WRITTEN REQUEST:
Which lines below hold the word "crecimiento"? Report each one.

DATA:
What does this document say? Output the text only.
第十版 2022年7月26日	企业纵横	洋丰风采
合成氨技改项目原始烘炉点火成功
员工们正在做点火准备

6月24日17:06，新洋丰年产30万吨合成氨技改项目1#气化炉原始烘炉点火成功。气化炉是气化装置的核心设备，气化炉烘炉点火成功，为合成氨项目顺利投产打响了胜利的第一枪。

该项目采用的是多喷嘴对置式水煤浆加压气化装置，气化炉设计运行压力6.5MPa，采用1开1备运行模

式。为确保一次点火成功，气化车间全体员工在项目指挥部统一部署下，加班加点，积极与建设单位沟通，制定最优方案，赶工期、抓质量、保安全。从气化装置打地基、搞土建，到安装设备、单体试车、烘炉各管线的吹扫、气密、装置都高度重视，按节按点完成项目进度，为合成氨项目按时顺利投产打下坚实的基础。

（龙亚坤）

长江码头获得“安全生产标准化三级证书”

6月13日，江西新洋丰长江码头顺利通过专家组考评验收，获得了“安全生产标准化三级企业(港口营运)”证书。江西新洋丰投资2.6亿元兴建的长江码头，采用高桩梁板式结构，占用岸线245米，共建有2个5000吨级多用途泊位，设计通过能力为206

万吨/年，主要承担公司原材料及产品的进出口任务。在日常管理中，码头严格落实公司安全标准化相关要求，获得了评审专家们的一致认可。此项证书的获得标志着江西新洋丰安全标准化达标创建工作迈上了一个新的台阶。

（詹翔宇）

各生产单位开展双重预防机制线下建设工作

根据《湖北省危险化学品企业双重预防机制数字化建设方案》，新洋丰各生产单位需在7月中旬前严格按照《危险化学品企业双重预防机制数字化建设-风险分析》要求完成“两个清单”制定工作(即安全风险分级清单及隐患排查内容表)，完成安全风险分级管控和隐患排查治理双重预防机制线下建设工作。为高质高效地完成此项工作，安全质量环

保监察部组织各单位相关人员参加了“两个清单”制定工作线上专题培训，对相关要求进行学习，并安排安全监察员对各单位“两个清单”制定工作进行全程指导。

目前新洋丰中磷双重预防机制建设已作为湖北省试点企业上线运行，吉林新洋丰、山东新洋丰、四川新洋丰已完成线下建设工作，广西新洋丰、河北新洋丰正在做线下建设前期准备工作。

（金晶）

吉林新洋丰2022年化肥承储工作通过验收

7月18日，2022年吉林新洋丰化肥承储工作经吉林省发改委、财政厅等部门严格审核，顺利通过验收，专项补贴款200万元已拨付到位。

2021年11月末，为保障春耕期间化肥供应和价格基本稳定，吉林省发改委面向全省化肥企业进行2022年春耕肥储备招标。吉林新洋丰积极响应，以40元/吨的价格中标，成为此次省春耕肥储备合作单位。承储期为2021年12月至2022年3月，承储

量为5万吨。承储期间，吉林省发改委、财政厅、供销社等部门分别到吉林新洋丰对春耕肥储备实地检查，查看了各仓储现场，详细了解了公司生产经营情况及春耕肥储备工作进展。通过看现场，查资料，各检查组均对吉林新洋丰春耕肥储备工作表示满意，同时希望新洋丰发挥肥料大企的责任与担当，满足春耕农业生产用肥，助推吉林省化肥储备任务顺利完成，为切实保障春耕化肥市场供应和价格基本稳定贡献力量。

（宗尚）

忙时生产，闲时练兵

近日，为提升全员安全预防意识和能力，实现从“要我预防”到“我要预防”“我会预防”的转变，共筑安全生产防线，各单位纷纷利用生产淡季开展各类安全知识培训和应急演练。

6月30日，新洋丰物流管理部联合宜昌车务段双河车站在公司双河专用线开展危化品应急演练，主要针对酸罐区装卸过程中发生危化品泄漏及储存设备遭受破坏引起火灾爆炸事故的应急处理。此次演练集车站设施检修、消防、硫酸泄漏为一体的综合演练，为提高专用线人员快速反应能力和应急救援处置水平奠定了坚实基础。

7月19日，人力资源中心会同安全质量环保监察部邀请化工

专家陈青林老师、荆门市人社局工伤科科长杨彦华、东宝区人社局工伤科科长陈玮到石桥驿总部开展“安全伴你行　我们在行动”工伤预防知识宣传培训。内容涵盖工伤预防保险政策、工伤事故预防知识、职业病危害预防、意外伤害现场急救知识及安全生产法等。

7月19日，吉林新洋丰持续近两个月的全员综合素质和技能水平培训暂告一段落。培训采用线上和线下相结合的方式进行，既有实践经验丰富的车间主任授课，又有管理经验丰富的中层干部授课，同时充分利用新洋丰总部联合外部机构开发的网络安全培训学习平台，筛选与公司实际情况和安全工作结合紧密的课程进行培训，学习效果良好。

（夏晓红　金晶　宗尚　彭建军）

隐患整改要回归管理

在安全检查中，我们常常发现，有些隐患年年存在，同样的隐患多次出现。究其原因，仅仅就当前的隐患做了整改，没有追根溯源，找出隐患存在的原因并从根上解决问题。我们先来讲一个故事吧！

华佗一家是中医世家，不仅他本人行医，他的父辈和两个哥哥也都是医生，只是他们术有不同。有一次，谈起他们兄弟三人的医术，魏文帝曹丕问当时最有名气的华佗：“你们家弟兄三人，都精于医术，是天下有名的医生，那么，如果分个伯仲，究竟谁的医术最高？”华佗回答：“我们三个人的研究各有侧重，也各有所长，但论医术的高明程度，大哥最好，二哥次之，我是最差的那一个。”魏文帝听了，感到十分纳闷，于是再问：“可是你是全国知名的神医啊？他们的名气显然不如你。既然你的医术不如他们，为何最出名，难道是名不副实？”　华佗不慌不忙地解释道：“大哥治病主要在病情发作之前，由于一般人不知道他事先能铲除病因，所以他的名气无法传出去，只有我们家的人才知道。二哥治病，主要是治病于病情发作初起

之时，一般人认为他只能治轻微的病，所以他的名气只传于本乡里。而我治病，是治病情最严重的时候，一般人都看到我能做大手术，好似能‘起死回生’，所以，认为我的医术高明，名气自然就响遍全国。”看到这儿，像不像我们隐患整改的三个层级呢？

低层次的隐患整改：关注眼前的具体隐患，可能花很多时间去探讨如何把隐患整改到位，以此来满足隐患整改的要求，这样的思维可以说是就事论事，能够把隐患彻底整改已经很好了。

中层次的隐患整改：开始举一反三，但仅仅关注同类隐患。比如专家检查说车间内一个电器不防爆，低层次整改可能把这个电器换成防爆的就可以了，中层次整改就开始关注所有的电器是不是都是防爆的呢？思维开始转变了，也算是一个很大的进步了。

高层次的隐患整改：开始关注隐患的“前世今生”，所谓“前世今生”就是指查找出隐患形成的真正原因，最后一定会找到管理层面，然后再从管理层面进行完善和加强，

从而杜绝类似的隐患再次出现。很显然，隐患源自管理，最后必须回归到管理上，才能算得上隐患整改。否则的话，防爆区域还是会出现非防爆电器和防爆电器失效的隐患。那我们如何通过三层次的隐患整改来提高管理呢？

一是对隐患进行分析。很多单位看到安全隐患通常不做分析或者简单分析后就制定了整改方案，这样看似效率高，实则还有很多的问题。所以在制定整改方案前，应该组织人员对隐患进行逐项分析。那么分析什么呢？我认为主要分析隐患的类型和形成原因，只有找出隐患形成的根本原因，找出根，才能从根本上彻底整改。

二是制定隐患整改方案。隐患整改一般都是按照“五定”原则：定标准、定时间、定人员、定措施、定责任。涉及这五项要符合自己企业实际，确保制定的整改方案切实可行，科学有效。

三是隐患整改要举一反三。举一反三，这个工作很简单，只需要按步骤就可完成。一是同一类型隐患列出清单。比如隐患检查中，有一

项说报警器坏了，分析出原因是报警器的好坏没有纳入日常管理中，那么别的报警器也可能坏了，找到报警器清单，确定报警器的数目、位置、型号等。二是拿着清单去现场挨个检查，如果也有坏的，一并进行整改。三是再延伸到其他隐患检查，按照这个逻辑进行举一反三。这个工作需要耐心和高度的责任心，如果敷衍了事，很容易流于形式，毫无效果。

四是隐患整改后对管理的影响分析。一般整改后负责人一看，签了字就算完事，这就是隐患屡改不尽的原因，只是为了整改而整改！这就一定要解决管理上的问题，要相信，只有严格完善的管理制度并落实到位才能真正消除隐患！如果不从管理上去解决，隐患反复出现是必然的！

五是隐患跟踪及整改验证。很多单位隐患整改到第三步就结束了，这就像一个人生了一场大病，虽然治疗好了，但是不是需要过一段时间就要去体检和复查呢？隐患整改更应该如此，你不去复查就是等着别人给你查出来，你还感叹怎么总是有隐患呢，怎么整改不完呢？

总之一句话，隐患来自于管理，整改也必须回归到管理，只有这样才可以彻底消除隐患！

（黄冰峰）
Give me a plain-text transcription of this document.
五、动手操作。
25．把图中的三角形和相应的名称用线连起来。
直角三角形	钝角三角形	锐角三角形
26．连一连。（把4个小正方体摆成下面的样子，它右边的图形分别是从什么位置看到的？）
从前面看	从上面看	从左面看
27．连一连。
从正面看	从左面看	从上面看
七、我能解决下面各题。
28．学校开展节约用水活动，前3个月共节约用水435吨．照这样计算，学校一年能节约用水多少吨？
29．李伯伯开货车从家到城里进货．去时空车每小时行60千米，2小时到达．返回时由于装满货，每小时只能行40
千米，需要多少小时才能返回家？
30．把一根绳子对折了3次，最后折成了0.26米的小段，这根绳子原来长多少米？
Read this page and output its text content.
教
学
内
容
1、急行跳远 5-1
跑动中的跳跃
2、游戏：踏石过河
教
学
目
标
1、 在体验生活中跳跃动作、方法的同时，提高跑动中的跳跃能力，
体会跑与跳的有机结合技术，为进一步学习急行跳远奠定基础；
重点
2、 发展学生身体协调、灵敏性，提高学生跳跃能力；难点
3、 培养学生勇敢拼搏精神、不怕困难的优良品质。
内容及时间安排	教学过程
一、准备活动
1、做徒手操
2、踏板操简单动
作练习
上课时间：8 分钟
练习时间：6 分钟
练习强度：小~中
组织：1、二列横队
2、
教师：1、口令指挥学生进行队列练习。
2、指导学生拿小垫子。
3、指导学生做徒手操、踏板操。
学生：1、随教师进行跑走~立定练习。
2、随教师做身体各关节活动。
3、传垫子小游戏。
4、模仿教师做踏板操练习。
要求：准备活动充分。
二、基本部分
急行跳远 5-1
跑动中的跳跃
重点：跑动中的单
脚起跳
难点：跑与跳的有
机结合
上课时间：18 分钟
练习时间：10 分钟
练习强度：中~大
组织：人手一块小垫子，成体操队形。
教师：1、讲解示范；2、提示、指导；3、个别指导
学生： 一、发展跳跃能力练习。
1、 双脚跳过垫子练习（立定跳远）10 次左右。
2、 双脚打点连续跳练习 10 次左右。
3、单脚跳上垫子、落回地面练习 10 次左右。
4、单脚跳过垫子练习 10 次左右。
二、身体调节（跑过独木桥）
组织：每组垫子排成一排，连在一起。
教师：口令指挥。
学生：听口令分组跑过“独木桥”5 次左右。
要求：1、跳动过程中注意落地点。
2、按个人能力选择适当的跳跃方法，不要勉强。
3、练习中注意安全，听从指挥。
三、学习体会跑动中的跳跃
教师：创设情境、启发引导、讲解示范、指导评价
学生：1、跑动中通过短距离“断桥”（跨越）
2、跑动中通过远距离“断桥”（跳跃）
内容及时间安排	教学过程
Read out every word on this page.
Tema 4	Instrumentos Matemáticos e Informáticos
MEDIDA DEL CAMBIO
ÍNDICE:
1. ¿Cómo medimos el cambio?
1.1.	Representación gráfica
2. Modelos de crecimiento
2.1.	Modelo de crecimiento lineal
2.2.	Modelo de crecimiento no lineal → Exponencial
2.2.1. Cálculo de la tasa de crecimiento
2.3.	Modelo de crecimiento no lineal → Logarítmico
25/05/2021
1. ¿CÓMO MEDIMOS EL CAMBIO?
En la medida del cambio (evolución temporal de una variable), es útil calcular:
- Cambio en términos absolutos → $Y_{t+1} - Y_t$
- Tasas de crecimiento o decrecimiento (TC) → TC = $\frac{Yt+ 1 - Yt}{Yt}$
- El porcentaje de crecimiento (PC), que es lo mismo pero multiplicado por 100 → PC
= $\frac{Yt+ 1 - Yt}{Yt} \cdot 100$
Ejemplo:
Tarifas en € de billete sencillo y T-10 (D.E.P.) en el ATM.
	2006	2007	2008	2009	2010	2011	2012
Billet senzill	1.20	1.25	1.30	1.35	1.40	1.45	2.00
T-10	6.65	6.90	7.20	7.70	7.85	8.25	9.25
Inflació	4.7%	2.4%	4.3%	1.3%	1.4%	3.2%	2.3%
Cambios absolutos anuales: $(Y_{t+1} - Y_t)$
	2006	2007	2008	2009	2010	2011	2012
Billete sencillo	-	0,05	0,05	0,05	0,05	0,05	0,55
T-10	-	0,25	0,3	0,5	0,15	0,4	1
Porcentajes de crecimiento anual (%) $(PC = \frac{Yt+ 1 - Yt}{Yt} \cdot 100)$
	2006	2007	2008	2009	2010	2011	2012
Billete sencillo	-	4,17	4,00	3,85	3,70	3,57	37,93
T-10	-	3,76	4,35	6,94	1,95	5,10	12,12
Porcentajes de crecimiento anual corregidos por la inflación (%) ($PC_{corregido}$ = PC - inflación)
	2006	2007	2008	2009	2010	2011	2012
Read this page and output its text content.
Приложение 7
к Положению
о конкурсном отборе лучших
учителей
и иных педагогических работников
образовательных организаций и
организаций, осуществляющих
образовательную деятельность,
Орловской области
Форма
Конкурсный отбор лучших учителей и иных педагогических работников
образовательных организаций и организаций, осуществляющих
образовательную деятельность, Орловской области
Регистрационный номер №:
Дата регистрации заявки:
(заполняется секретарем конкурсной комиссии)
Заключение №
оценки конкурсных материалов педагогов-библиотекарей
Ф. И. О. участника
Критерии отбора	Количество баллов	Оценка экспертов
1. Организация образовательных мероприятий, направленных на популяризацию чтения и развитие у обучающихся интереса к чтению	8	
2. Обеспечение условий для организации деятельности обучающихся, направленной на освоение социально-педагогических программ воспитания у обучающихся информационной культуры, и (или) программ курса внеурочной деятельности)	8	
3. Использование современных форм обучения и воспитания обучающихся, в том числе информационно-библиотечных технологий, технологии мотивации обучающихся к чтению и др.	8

RESULT OF THIS EXERCISE:
2. Modelos de crecimiento
2.1.	Modelo de crecimiento lineal
2.2.	Modelo de crecimiento no lineal → Exponencial
2.2.1. Cálculo de la tasa de crecimiento
2.3.	Modelo de crecimiento no lineal → Logarítmico
- Tasas de crecimiento o decrecimiento (TC) → TC = $\frac{Yt+ 1 - Yt}{Yt}$
- El porcentaje de crecimiento (PC), que es lo mismo pero multiplicado por 100 → PC
Porcentajes de crecimiento anual (%) $(PC = \frac{Yt+ 1 - Yt}{Yt} \cdot 100)$
Porcentajes de crecimiento anual corregidos por la inflación (%) ($PC_{corregido}$ = PC - inflación)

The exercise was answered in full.